Return every one of the lines below verbatim, with no changes.

(Element position data)
** BEGIN **
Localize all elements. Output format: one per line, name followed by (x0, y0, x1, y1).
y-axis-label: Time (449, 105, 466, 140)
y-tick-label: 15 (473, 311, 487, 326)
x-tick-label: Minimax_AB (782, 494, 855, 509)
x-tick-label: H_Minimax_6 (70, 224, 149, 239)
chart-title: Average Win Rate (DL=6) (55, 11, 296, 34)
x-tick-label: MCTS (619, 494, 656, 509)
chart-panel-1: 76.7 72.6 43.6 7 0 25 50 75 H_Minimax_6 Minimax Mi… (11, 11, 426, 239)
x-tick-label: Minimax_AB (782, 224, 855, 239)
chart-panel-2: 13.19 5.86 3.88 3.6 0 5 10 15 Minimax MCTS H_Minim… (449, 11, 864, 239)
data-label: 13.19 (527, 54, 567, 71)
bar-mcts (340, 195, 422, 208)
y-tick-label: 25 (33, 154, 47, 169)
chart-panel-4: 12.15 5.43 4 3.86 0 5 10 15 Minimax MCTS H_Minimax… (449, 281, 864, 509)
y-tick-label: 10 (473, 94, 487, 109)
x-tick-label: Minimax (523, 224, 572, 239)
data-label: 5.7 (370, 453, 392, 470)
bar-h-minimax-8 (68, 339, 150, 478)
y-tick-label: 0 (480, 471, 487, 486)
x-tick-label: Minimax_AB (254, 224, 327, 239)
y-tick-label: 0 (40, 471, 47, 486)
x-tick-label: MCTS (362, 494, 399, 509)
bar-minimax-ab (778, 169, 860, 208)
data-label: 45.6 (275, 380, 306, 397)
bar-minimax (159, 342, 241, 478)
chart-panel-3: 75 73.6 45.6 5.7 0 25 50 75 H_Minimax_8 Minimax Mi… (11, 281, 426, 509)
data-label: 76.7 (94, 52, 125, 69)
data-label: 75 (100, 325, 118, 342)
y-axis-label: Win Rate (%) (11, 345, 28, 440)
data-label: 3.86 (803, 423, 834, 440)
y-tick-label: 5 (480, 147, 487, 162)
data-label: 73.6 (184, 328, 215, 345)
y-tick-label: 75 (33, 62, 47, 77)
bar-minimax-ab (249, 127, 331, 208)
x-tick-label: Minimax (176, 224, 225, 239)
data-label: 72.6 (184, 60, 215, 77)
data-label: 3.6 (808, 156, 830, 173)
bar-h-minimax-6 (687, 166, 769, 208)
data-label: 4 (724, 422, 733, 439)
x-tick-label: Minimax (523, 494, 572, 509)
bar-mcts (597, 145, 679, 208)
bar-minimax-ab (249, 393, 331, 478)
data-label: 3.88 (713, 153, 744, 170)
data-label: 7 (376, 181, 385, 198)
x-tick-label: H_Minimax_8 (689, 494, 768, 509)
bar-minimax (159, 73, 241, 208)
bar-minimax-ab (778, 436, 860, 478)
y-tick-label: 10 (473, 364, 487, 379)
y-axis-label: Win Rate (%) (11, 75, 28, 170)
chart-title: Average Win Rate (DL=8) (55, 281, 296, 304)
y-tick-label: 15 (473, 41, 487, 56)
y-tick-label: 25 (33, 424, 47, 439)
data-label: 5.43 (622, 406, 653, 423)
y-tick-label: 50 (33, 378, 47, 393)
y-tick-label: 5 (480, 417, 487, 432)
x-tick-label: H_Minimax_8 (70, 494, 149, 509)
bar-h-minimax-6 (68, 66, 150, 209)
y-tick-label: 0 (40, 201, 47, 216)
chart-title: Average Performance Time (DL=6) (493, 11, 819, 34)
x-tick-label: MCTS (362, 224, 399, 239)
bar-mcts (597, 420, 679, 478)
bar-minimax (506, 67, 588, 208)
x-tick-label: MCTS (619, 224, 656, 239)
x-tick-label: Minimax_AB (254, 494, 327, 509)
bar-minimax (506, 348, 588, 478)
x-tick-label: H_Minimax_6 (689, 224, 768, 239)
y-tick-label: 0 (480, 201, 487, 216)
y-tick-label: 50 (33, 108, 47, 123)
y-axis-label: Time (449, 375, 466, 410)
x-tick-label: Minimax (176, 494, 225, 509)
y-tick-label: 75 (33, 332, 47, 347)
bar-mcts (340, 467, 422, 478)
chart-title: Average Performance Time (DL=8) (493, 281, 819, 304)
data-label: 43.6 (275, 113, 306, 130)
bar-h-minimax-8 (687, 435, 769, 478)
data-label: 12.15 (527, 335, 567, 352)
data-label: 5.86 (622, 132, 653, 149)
** END **
• **Task output**:
Localize all elements. Output format: one per line, name followed by (x0, y0, x1, y1).
y-axis-label: Time (449, 105, 466, 140)
y-tick-label: 15 (473, 311, 487, 326)
x-tick-label: Minimax_AB (782, 494, 855, 509)
x-tick-label: H_Minimax_6 (70, 224, 149, 239)
chart-title: Average Win Rate (DL=6) (55, 11, 296, 34)
x-tick-label: MCTS (619, 494, 656, 509)
chart-panel-1: 76.7 72.6 43.6 7 0 25 50 75 H_Minimax_6 Minimax Mi… (11, 11, 426, 239)
x-tick-label: Minimax_AB (782, 224, 855, 239)
chart-panel-2: 13.19 5.86 3.88 3.6 0 5 10 15 Minimax MCTS H_Minim… (449, 11, 864, 239)
data-label: 13.19 (527, 54, 567, 71)
bar-mcts (340, 195, 422, 208)
y-tick-label: 25 (33, 154, 47, 169)
chart-panel-4: 12.15 5.43 4 3.86 0 5 10 15 Minimax MCTS H_Minimax… (449, 281, 864, 509)
y-tick-label: 10 (473, 94, 487, 109)
x-tick-label: Minimax (523, 224, 572, 239)
data-label: 5.7 (370, 453, 392, 470)
bar-h-minimax-8 (68, 339, 150, 478)
y-tick-label: 0 (480, 471, 487, 486)
x-tick-label: Minimax_AB (254, 224, 327, 239)
y-tick-label: 0 (40, 471, 47, 486)
x-tick-label: MCTS (362, 494, 399, 509)
bar-minimax-ab (778, 169, 860, 208)
data-label: 45.6 (275, 380, 306, 397)
bar-minimax (159, 342, 241, 478)
chart-panel-3: 75 73.6 45.6 5.7 0 25 50 75 H_Minimax_8 Minimax Mi… (11, 281, 426, 509)
data-label: 76.7 (94, 52, 125, 69)
data-label: 75 (100, 325, 118, 342)
y-axis-label: Win Rate (%) (11, 345, 28, 440)
data-label: 3.86 (803, 423, 834, 440)
y-tick-label: 5 (480, 147, 487, 162)
data-label: 73.6 (184, 328, 215, 345)
y-tick-label: 75 (33, 62, 47, 77)
bar-minimax-ab (249, 127, 331, 208)
x-tick-label: Minimax (176, 224, 225, 239)
data-label: 72.6 (184, 60, 215, 77)
data-label: 3.6 (808, 156, 830, 173)
bar-h-minimax-6 (687, 166, 769, 208)
data-label: 4 (724, 422, 733, 439)
x-tick-label: Minimax (523, 494, 572, 509)
bar-mcts (597, 145, 679, 208)
bar-minimax-ab (249, 393, 331, 478)
data-label: 3.88 (713, 153, 744, 170)
data-label: 7 (376, 181, 385, 198)
x-tick-label: H_Minimax_8 (689, 494, 768, 509)
bar-minimax (159, 73, 241, 208)
bar-minimax-ab (778, 436, 860, 478)
y-tick-label: 10 (473, 364, 487, 379)
y-axis-label: Win Rate (%) (11, 75, 28, 170)
chart-title: Average Win Rate (DL=8) (55, 281, 296, 304)
y-tick-label: 15 (473, 41, 487, 56)
y-tick-label: 25 (33, 424, 47, 439)
data-label: 5.43 (622, 406, 653, 423)
y-tick-label: 50 (33, 378, 47, 393)
y-tick-label: 5 (480, 417, 487, 432)
x-tick-label: H_Minimax_8 (70, 494, 149, 509)
bar-h-minimax-6 (68, 66, 150, 209)
y-tick-label: 0 (40, 201, 47, 216)
chart-title: Average Performance Time (DL=6) (493, 11, 819, 34)
x-tick-label: MCTS (362, 224, 399, 239)
bar-mcts (597, 420, 679, 478)
bar-minimax (506, 67, 588, 208)
x-tick-label: MCTS (619, 224, 656, 239)
x-tick-label: Minimax_AB (254, 494, 327, 509)
bar-minimax (506, 348, 588, 478)
x-tick-label: H_Minimax_6 (689, 224, 768, 239)
y-tick-label: 0 (480, 201, 487, 216)
y-tick-label: 50 (33, 108, 47, 123)
y-axis-label: Time (449, 375, 466, 410)
x-tick-label: Minimax (176, 494, 225, 509)
y-tick-label: 75 (33, 332, 47, 347)
bar-mcts (340, 467, 422, 478)
chart-title: Average Performance Time (DL=8) (493, 281, 819, 304)
data-label: 43.6 (275, 113, 306, 130)
bar-h-minimax-8 (687, 435, 769, 478)
data-label: 12.15 (527, 335, 567, 352)
data-label: 5.86 (622, 132, 653, 149)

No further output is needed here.